> SHORT TASK: Go through the material and write it all out exactly, minus the pictures.

> RECORDS SHOWN:
- - -

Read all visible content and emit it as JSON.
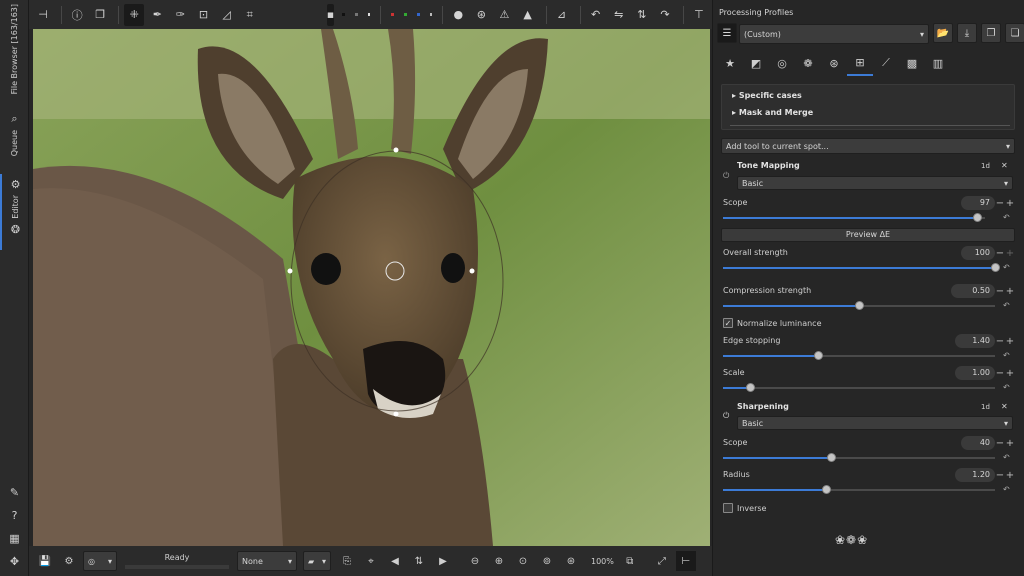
{
  "left_tabs": {
    "file_browser": "File Browser [163/163]",
    "queue": "Queue",
    "editor": "Editor"
  },
  "status": {
    "ready": "Ready",
    "zoom": "100%"
  },
  "bottom": {
    "none_select": "None"
  },
  "panel": {
    "title": "Processing Profiles",
    "profile_value": "(Custom)",
    "spot_list": {
      "specific_cases": "Specific cases",
      "mask_and_merge": "Mask and Merge"
    },
    "add_tool": "Add tool to current spot...",
    "tone_mapping": {
      "title": "Tone Mapping",
      "badge": "1d",
      "mode": "Basic",
      "scope_label": "Scope",
      "scope_value": "97",
      "scope_fraction": 0.97,
      "preview_btn": "Preview ΔE",
      "overall_label": "Overall strength",
      "overall_value": "100",
      "overall_fraction": 1.0,
      "compression_label": "Compression strength",
      "compression_value": "0.50",
      "compression_fraction": 0.5,
      "normalize_label": "Normalize luminance",
      "normalize_checked": true,
      "edge_label": "Edge stopping",
      "edge_value": "1.40",
      "edge_fraction": 0.35,
      "scale_label": "Scale",
      "scale_value": "1.00",
      "scale_fraction": 0.1
    },
    "sharpening": {
      "title": "Sharpening",
      "badge": "1d",
      "mode": "Basic",
      "scope_label": "Scope",
      "scope_value": "40",
      "scope_fraction": 0.4,
      "radius_label": "Radius",
      "radius_value": "1.20",
      "radius_fraction": 0.38,
      "inverse_label": "Inverse",
      "inverse_checked": false
    }
  },
  "colors": {
    "accent": "#3c7bd6",
    "panel_bg": "#262626",
    "toolbar_bg": "#2b2b2b"
  },
  "icons": {
    "left_bottom": [
      "plus-sparkle-icon",
      "help-icon",
      "grid-icon",
      "move-icon"
    ]
  }
}
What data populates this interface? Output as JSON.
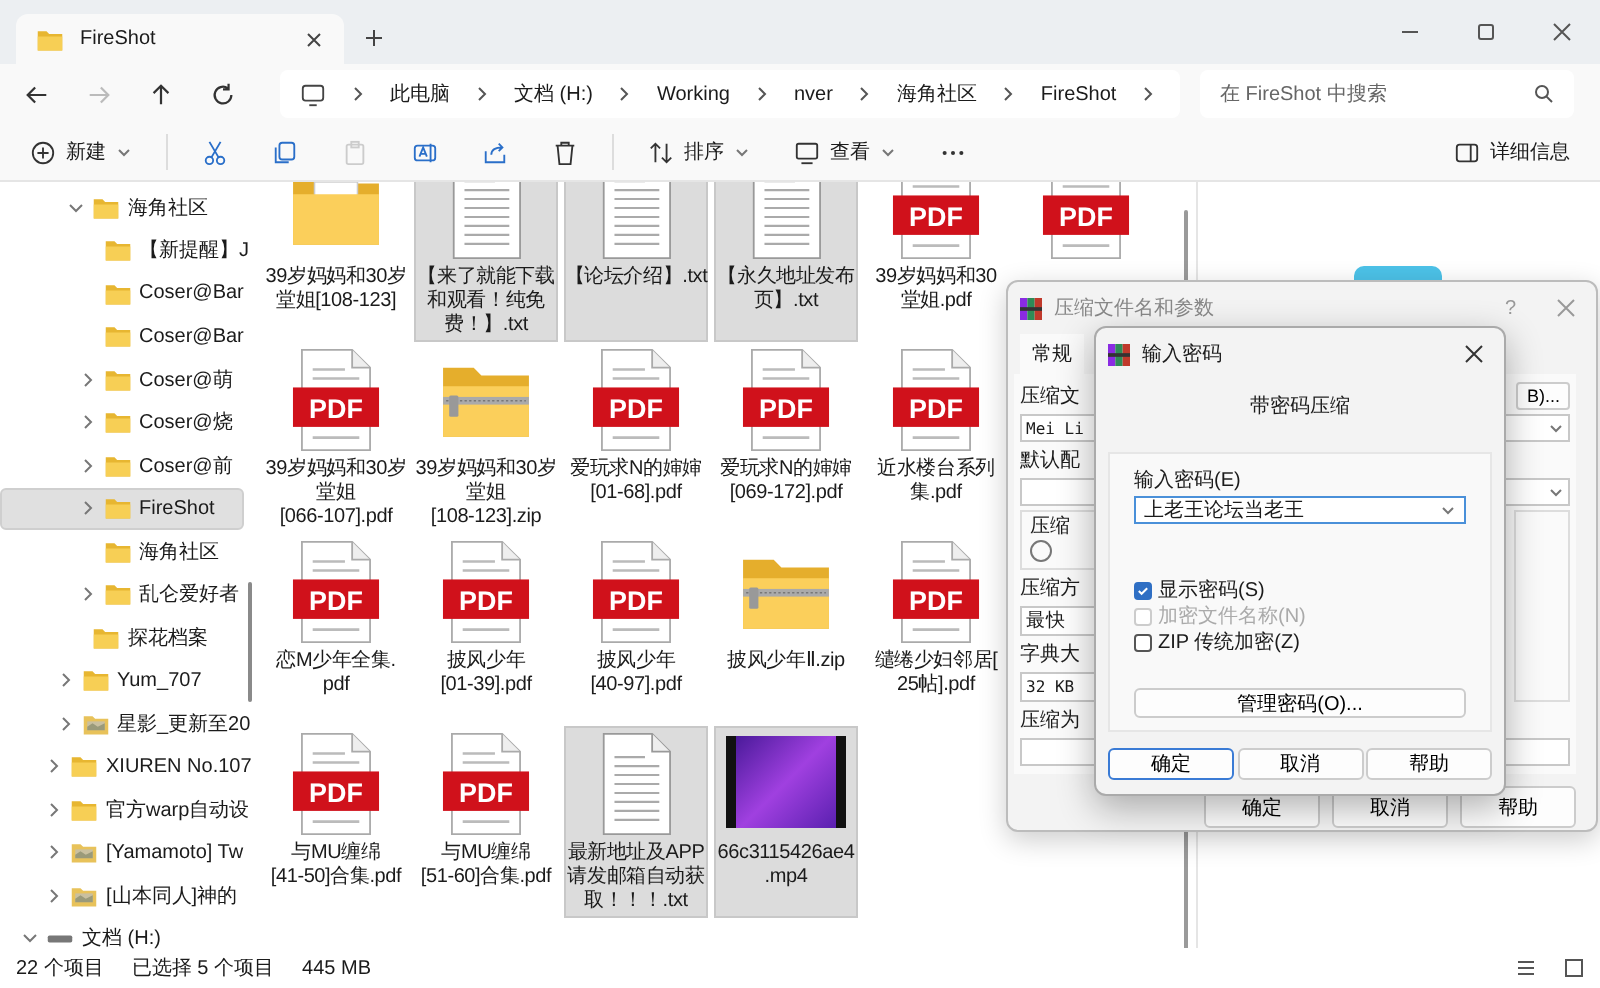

- - -

> RESULT FOR THIS TASK:
Read all visible content and emit it as JSON.
{
  "left_tabs": {
    "file_browser": "File Browser [163/163]",
    "queue": "Queue",
    "editor": "Editor"
  },
  "status": {
    "ready": "Ready",
    "zoom": "100%"
  },
  "bottom": {
    "none_select": "None"
  },
  "panel": {
    "title": "Processing Profiles",
    "profile_value": "(Custom)",
    "spot_list": {
      "specific_cases": "Specific cases",
      "mask_and_merge": "Mask and Merge"
    },
    "add_tool": "Add tool to current spot...",
    "tone_mapping": {
      "title": "Tone Mapping",
      "badge": "1d",
      "mode": "Basic",
      "scope_label": "Scope",
      "scope_value": "97",
      "scope_fraction": 0.97,
      "preview_btn": "Preview ΔE",
      "overall_label": "Overall strength",
      "overall_value": "100",
      "overall_fraction": 1.0,
      "compression_label": "Compression strength",
      "compression_value": "0.50",
      "compression_fraction": 0.5,
      "normalize_label": "Normalize luminance",
      "normalize_checked": true,
      "edge_label": "Edge stopping",
      "edge_value": "1.40",
      "edge_fraction": 0.35,
      "scale_label": "Scale",
      "scale_value": "1.00",
      "scale_fraction": 0.1
    },
    "sharpening": {
      "title": "Sharpening",
      "badge": "1d",
      "mode": "Basic",
      "scope_label": "Scope",
      "scope_value": "40",
      "scope_fraction": 0.4,
      "radius_label": "Radius",
      "radius_value": "1.20",
      "radius_fraction": 0.38,
      "inverse_label": "Inverse",
      "inverse_checked": false
    }
  },
  "colors": {
    "accent": "#3c7bd6",
    "panel_bg": "#262626",
    "toolbar_bg": "#2b2b2b"
  },
  "icons": {
    "left_bottom": [
      "plus-sparkle-icon",
      "help-icon",
      "grid-icon",
      "move-icon"
    ]
  }
}
What data populates this interface? Output as JSON.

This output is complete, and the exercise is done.